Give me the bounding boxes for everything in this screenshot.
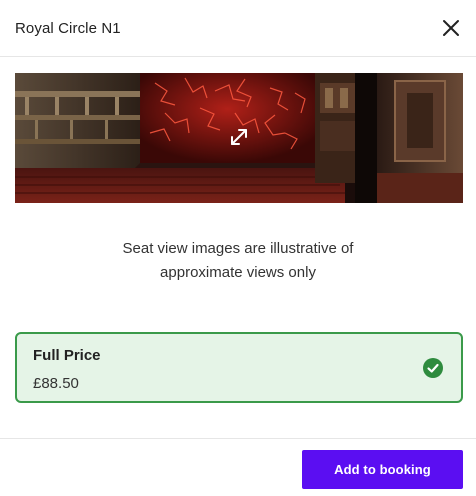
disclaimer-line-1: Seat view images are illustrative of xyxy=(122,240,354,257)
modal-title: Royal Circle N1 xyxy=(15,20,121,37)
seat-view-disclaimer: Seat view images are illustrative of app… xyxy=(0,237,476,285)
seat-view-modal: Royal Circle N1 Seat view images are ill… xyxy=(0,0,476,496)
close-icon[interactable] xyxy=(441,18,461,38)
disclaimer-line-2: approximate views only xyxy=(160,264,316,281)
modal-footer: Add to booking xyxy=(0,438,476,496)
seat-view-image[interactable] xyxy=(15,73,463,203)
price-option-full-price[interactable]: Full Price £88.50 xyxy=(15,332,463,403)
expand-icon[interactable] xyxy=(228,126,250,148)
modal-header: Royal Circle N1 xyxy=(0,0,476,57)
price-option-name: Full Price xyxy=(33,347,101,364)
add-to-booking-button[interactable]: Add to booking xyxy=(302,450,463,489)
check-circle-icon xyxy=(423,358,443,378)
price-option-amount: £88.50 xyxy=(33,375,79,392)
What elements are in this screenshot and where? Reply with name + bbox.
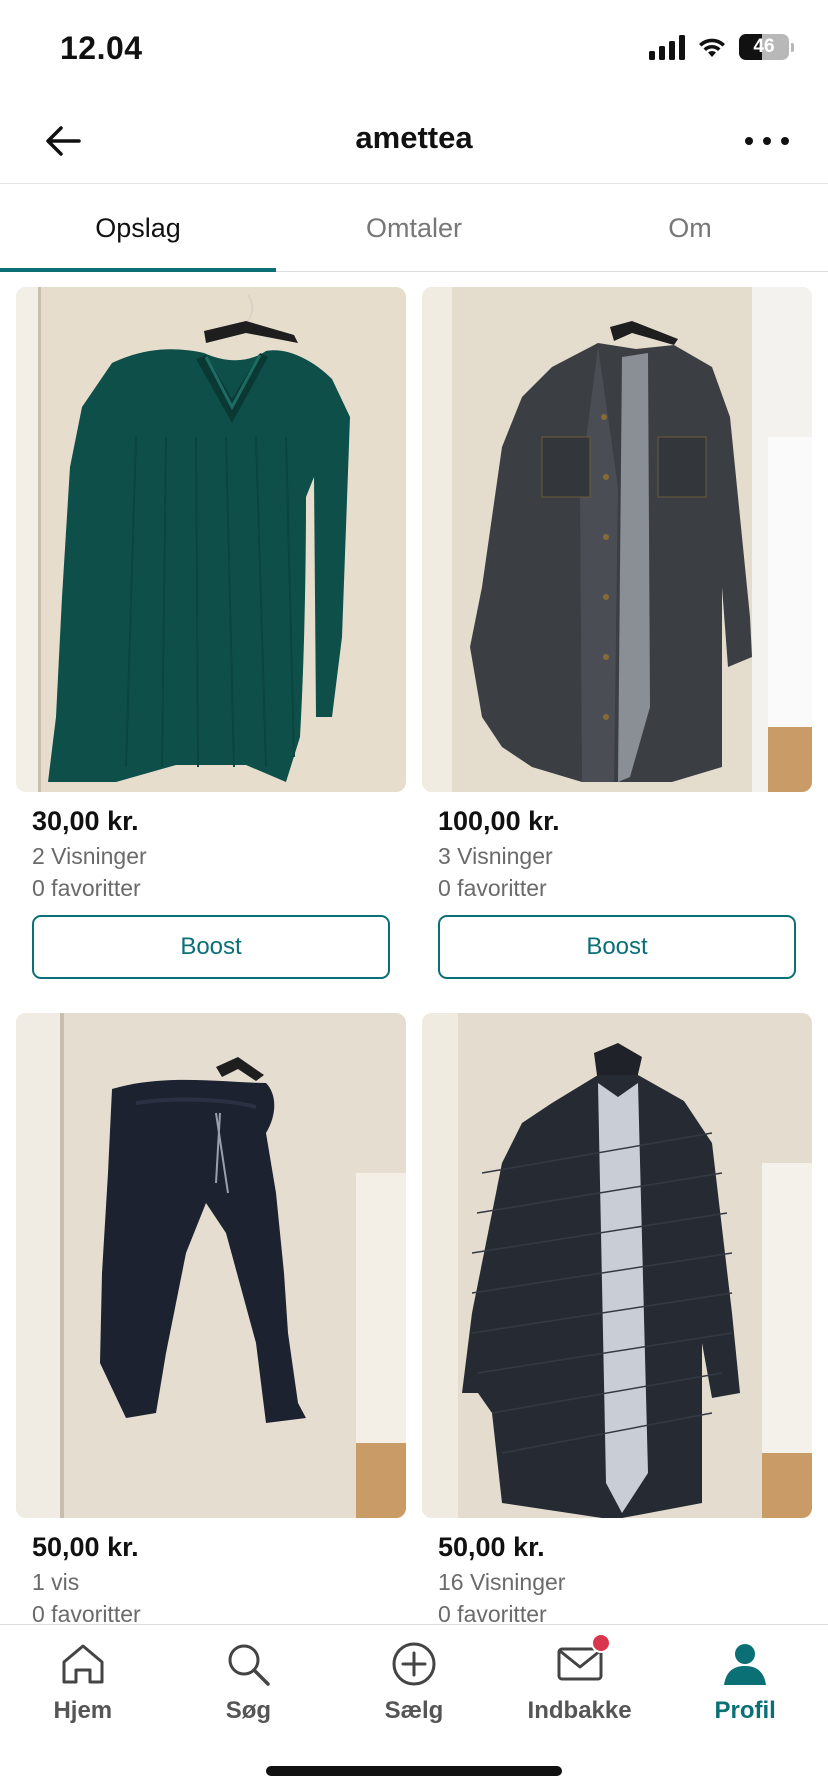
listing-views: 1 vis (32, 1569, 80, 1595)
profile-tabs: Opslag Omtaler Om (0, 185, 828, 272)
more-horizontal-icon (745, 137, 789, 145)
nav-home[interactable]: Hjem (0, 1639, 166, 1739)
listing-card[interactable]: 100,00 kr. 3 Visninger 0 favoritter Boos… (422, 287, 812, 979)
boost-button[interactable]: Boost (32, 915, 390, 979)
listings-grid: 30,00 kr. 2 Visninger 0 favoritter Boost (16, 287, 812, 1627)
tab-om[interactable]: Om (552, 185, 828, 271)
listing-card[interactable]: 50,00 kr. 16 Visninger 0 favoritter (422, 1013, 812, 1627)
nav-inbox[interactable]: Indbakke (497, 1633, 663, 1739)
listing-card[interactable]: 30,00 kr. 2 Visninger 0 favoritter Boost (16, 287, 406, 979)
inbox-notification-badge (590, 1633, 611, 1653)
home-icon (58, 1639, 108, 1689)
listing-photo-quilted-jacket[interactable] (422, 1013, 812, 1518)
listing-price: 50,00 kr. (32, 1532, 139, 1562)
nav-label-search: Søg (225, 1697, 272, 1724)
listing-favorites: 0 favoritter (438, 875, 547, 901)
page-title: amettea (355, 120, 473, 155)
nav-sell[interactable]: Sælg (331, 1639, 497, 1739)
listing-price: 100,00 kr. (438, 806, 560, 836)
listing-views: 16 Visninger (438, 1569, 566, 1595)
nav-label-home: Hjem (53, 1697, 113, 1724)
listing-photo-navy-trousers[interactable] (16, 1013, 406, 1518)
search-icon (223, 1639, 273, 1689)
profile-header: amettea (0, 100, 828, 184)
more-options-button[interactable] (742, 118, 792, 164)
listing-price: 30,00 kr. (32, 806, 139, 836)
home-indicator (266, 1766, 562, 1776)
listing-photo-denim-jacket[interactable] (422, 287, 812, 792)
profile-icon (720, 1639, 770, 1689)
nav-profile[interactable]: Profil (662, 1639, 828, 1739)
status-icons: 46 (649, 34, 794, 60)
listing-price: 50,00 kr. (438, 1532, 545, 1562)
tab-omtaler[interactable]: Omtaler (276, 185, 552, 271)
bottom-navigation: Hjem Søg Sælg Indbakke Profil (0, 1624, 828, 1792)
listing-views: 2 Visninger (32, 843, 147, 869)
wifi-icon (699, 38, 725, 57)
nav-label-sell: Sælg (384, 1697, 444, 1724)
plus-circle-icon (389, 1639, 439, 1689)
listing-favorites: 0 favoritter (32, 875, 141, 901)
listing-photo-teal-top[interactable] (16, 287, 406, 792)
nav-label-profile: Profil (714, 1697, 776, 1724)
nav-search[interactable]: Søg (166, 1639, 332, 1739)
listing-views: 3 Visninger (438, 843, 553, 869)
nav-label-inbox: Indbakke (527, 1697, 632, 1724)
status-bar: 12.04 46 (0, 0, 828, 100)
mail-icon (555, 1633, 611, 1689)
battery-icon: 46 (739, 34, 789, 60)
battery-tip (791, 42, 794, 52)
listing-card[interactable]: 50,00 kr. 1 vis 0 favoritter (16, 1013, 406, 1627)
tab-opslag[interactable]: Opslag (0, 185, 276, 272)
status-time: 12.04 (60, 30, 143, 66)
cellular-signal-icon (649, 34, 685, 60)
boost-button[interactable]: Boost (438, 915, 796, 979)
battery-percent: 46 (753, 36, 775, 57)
- - -
● **Given instruction**: Rewrite the items between the line holding "listing-views: 1 vis (32, 1569, 80, 1595)" and the line holding "nav-label-inbox: Indbakke (527, 1697, 632, 1724)", inclusive, replacing "Visninger" with "views" and leaving everything else as it is.

● **Correct output**:
listing-views: 1 vis (32, 1569, 80, 1595)
profile-tabs: Opslag Omtaler Om (0, 185, 828, 272)
more-horizontal-icon (745, 137, 789, 145)
nav-home[interactable]: Hjem (0, 1639, 166, 1739)
listing-card[interactable]: 100,00 kr. 3 views 0 favoritter Boos… (422, 287, 812, 979)
boost-button[interactable]: Boost (32, 915, 390, 979)
listings-grid: 30,00 kr. 2 views 0 favoritter Boost (16, 287, 812, 1627)
tab-om[interactable]: Om (552, 185, 828, 271)
listing-card[interactable]: 50,00 kr. 16 views 0 favoritter (422, 1013, 812, 1627)
nav-inbox[interactable]: Indbakke (497, 1633, 663, 1739)
listing-card[interactable]: 30,00 kr. 2 views 0 favoritter Boost (16, 287, 406, 979)
inbox-notification-badge (590, 1633, 611, 1653)
home-icon (58, 1639, 108, 1689)
listing-photo-quilted-jacket[interactable] (422, 1013, 812, 1518)
listing-price: 50,00 kr. (32, 1532, 139, 1562)
nav-label-search: Søg (225, 1697, 272, 1724)
listing-favorites: 0 favoritter (438, 875, 547, 901)
page-title: amettea (355, 120, 473, 155)
nav-sell[interactable]: Sælg (331, 1639, 497, 1739)
listing-price: 100,00 kr. (438, 806, 560, 836)
listing-views: 16 views (438, 1569, 566, 1595)
nav-label-home: Hjem (53, 1697, 113, 1724)
listing-photo-navy-trousers[interactable] (16, 1013, 406, 1518)
search-icon (223, 1639, 273, 1689)
profile-header: amettea (0, 100, 828, 184)
more-options-button[interactable] (742, 118, 792, 164)
listing-price: 30,00 kr. (32, 806, 139, 836)
home-indicator (266, 1766, 562, 1776)
listing-photo-denim-jacket[interactable] (422, 287, 812, 792)
profile-icon (720, 1639, 770, 1689)
nav-profile[interactable]: Profil (662, 1639, 828, 1739)
status-icons: 46 (649, 34, 794, 60)
listing-price: 50,00 kr. (438, 1532, 545, 1562)
tab-omtaler[interactable]: Omtaler (276, 185, 552, 271)
bottom-navigation: Hjem Søg Sælg Indbakke Profil (0, 1624, 828, 1792)
listing-views: 2 views (32, 843, 147, 869)
wifi-icon (699, 38, 725, 57)
nav-label-sell: Sælg (384, 1697, 444, 1724)
plus-circle-icon (389, 1639, 439, 1689)
listing-favorites: 0 favoritter (32, 875, 141, 901)
listing-photo-teal-top[interactable] (16, 287, 406, 792)
nav-label-profile: Profil (714, 1697, 776, 1724)
nav-search[interactable]: Søg (166, 1639, 332, 1739)
listing-views: 3 views (438, 843, 553, 869)
nav-label-inbox: Indbakke (527, 1697, 632, 1724)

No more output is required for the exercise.